-- Start of Records for this task --
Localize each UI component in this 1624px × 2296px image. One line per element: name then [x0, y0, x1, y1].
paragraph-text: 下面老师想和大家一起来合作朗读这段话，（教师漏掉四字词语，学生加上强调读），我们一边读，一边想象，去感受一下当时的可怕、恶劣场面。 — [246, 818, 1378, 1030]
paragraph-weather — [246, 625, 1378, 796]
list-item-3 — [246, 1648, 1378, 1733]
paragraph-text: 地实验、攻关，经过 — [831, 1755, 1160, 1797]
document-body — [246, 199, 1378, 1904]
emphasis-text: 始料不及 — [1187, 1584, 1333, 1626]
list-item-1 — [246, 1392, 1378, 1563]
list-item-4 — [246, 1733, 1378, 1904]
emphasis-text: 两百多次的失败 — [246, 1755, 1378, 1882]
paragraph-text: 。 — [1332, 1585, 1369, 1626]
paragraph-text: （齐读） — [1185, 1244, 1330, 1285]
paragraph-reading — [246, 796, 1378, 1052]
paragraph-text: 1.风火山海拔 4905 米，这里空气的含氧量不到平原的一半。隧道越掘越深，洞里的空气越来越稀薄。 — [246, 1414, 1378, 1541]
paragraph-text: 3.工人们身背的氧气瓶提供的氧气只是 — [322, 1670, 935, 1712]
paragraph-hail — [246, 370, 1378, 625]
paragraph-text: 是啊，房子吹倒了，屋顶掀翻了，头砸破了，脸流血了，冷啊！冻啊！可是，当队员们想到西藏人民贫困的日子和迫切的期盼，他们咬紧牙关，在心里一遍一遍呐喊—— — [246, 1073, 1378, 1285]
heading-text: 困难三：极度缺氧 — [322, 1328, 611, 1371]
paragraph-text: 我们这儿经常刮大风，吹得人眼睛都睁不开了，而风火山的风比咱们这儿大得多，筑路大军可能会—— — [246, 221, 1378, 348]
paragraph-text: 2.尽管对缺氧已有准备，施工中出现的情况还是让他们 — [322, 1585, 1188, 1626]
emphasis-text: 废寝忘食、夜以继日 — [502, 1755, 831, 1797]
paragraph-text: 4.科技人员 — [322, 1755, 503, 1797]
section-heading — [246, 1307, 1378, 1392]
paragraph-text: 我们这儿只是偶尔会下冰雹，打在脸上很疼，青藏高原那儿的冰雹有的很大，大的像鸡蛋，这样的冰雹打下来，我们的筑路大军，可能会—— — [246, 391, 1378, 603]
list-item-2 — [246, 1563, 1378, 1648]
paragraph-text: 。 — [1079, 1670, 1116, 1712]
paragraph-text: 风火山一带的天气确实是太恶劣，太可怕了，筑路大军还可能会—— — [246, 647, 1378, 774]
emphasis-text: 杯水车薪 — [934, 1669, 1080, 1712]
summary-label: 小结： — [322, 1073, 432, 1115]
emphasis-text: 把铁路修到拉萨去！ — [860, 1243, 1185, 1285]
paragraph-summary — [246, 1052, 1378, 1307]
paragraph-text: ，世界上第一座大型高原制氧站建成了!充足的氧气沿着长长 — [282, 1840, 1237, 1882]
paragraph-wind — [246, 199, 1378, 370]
-- End of Records for this task --
• **Task prompt**
Rewrite every line of the material above as a numbered list, dropping any blank lines.

• **Answer for this exercise**
1. Localize each UI component in this 1624px × 2296px image. One line per element: name then [x0, y0, x1, y1].
2. paragraph-text: 下面老师想和大家一起来合作朗读这段话，（教师漏掉四字词语，学生加上强调读），我们一边读，一边想象，去感受一下当时的可怕、恶劣场面。 — [246, 818, 1378, 1030]
3. paragraph-weather — [246, 625, 1378, 796]
4. list-item-3 — [246, 1648, 1378, 1733]
5. paragraph-text: 地实验、攻关，经过 — [831, 1755, 1160, 1797]
6. document-body — [246, 199, 1378, 1904]
7. emphasis-text: 始料不及 — [1187, 1584, 1333, 1626]
8. list-item-1 — [246, 1392, 1378, 1563]
9. list-item-4 — [246, 1733, 1378, 1904]
10. emphasis-text: 两百多次的失败 — [246, 1755, 1378, 1882]
11. paragraph-text: 。 — [1332, 1585, 1369, 1626]
12. paragraph-text: （齐读） — [1185, 1244, 1330, 1285]
13. paragraph-reading — [246, 796, 1378, 1052]
14. paragraph-text: 1.风火山海拔 4905 米，这里空气的含氧量不到平原的一半。隧道越掘越深，洞里的空气越来越稀薄。 — [246, 1414, 1378, 1541]
15. paragraph-text: 3.工人们身背的氧气瓶提供的氧气只是 — [322, 1670, 935, 1712]
16. paragraph-hail — [246, 370, 1378, 625]
17. paragraph-text: 是啊，房子吹倒了，屋顶掀翻了，头砸破了，脸流血了，冷啊！冻啊！可是，当队员们想到西藏人民贫困的日子和迫切的期盼，他们咬紧牙关，在心里一遍一遍呐喊—— — [246, 1073, 1378, 1285]
18. heading-text: 困难三：极度缺氧 — [322, 1328, 611, 1371]
19. paragraph-text: 我们这儿经常刮大风，吹得人眼睛都睁不开了，而风火山的风比咱们这儿大得多，筑路大军可能会—— — [246, 221, 1378, 348]
20. paragraph-text: 2.尽管对缺氧已有准备，施工中出现的情况还是让他们 — [322, 1585, 1188, 1626]
21. emphasis-text: 废寝忘食、夜以继日 — [502, 1755, 831, 1797]
22. paragraph-text: 4.科技人员 — [322, 1755, 503, 1797]
23. section-heading — [246, 1307, 1378, 1392]
24. paragraph-text: 我们这儿只是偶尔会下冰雹，打在脸上很疼，青藏高原那儿的冰雹有的很大，大的像鸡蛋，这样的冰雹打下来，我们的筑路大军，可能会—— — [246, 391, 1378, 603]
25. list-item-2 — [246, 1563, 1378, 1648]
26. paragraph-text: 。 — [1079, 1670, 1116, 1712]
27. paragraph-text: 风火山一带的天气确实是太恶劣，太可怕了，筑路大军还可能会—— — [246, 647, 1378, 774]
28. emphasis-text: 杯水车薪 — [934, 1669, 1080, 1712]
29. summary-label: 小结： — [322, 1073, 432, 1115]
30. emphasis-text: 把铁路修到拉萨去！ — [860, 1243, 1185, 1285]
31. paragraph-summary — [246, 1052, 1378, 1307]
32. paragraph-text: ，世界上第一座大型高原制氧站建成了!充足的氧气沿着长长 — [282, 1840, 1237, 1882]
33. paragraph-wind — [246, 199, 1378, 370]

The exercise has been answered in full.